> What the exercise asks
Reproduce the lines of the items below without any changes, from the first line through the line containing "colorado-state-border (95, 201, 1243, 1024)", including that line.

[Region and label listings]
╭──

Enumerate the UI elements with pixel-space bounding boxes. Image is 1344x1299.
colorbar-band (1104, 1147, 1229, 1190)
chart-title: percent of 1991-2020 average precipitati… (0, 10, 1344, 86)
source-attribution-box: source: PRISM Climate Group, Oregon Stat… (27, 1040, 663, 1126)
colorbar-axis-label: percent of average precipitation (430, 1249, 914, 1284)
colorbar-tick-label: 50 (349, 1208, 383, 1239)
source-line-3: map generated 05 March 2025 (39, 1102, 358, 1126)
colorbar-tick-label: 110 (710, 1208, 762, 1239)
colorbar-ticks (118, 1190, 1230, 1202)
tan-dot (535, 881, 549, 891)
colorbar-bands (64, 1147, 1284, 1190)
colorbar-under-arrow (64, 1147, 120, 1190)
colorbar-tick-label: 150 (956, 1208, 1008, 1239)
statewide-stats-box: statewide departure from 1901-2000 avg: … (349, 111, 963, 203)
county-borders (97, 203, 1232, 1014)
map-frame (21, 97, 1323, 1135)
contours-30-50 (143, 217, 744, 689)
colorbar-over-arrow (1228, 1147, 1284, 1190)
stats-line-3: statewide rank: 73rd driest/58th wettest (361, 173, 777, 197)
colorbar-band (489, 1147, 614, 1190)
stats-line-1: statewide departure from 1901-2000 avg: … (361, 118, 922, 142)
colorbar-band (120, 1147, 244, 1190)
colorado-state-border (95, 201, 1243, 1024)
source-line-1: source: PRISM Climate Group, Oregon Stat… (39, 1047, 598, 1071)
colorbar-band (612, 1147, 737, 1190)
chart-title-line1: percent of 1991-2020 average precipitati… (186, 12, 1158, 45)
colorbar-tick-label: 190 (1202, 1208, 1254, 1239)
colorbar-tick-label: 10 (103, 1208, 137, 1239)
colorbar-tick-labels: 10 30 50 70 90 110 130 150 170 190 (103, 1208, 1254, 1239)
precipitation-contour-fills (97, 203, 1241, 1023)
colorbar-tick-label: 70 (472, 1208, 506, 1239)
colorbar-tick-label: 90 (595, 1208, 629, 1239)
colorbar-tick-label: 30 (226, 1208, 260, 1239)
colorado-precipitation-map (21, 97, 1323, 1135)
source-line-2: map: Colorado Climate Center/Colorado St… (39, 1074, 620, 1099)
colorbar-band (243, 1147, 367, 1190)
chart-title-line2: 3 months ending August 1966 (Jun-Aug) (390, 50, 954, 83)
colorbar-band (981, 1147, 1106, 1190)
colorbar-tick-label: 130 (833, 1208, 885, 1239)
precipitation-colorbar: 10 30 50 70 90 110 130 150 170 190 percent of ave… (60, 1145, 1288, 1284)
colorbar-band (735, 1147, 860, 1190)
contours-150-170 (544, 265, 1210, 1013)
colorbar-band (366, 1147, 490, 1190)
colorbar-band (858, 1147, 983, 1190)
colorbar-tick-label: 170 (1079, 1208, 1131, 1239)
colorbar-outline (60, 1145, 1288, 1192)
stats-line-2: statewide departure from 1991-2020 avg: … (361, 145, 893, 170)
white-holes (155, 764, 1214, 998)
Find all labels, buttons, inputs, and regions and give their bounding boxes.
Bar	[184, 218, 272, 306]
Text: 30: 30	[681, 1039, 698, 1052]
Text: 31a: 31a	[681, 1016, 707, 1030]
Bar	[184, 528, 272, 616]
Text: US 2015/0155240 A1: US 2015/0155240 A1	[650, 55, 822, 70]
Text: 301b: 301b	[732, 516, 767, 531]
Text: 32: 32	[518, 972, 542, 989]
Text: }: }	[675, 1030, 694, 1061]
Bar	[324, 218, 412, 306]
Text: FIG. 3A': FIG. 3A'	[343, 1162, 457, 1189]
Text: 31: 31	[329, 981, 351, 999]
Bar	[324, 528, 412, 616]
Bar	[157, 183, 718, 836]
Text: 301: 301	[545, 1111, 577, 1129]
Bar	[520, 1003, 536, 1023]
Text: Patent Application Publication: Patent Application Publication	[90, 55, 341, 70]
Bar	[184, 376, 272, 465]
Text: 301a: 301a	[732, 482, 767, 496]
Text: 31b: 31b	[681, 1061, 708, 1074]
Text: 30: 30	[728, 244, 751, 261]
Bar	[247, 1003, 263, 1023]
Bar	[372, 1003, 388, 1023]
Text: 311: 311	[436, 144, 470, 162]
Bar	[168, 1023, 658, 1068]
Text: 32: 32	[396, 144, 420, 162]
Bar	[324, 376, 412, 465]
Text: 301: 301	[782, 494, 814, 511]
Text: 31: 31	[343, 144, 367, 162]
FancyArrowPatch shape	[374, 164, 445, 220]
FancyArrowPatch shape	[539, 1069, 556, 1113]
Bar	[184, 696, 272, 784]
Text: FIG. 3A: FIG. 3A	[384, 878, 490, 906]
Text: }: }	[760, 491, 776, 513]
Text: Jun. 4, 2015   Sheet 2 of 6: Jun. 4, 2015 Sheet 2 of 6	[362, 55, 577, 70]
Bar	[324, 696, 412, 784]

╰──

> Result below
Enumerate the UI elements with pixel-space bounding boxes. Image is 1344x1299.
colorbar-band (1104, 1147, 1229, 1190)
chart-title: percent of 1991-2020 average precipitati… (0, 10, 1344, 86)
source-attribution-box: source: PRISM Climate Group, Oregon Stat… (27, 1040, 663, 1126)
colorbar-axis-label: percent of average precipitation (430, 1249, 914, 1284)
colorbar-tick-label: 50 (349, 1208, 383, 1239)
source-line-3: map generated 05 March 2025 (39, 1102, 358, 1126)
colorbar-tick-label: 110 (710, 1208, 762, 1239)
colorbar-ticks (118, 1190, 1230, 1202)
tan-dot (535, 881, 549, 891)
colorbar-bands (64, 1147, 1284, 1190)
colorbar-under-arrow (64, 1147, 120, 1190)
colorbar-tick-label: 150 (956, 1208, 1008, 1239)
statewide-stats-box: statewide departure from 1901-2000 avg: … (349, 111, 963, 203)
county-borders (97, 203, 1232, 1014)
map-frame (21, 97, 1323, 1135)
contours-30-50 (143, 217, 744, 689)
colorbar-over-arrow (1228, 1147, 1284, 1190)
stats-line-3: statewide rank: 73rd driest/58th wettest (361, 173, 777, 197)
colorbar-band (489, 1147, 614, 1190)
stats-line-1: statewide departure from 1901-2000 avg: … (361, 118, 922, 142)
colorbar-band (120, 1147, 244, 1190)
colorado-state-border (95, 201, 1243, 1024)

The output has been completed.